## Records supplied
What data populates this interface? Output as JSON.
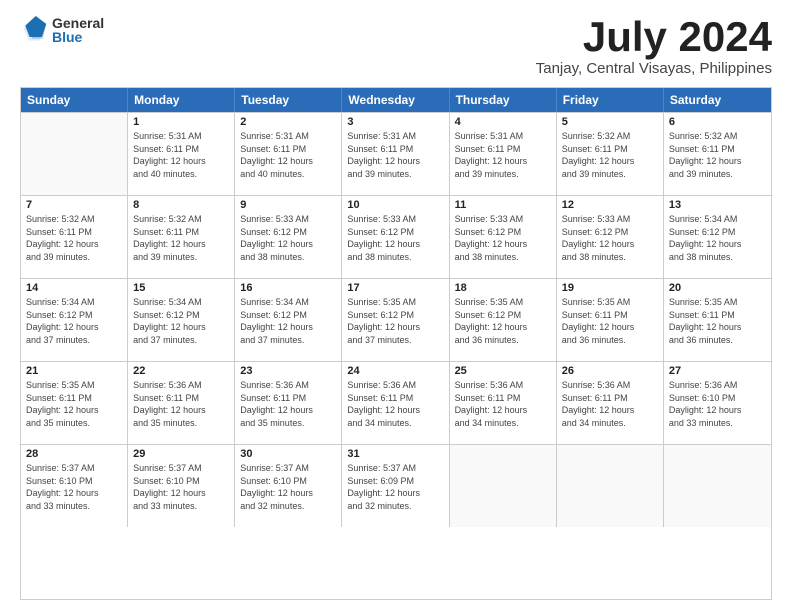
==
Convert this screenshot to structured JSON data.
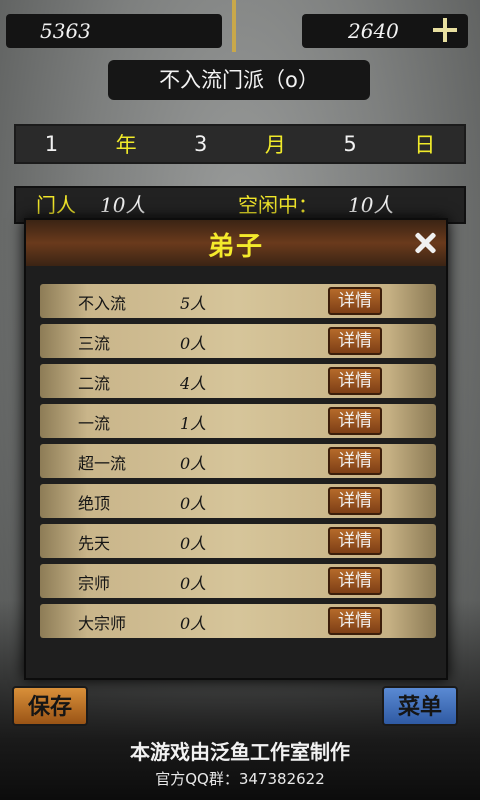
--
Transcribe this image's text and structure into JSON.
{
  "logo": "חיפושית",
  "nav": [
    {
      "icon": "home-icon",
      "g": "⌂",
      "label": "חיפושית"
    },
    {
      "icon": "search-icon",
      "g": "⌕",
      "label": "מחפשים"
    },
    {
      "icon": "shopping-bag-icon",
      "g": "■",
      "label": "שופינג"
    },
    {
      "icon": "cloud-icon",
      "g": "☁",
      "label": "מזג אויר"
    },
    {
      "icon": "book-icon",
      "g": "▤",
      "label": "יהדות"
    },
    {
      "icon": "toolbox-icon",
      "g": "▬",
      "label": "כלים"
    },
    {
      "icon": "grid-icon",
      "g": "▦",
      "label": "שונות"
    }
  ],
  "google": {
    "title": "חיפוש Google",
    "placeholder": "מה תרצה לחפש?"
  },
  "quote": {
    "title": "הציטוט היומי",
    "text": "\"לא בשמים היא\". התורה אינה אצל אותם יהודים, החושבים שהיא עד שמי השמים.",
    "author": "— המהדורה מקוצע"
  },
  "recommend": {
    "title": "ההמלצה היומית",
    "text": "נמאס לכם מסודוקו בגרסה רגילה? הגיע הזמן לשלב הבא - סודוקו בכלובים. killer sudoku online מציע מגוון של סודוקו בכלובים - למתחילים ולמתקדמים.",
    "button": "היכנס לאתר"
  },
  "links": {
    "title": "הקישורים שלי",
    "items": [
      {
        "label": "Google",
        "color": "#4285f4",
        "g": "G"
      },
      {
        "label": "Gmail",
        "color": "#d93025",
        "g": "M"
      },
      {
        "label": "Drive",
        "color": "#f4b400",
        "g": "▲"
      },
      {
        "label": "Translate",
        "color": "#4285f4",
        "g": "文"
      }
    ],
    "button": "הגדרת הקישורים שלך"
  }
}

## Brief
Determine how many lines of this listing contain "data", and give only the number.

## Result
2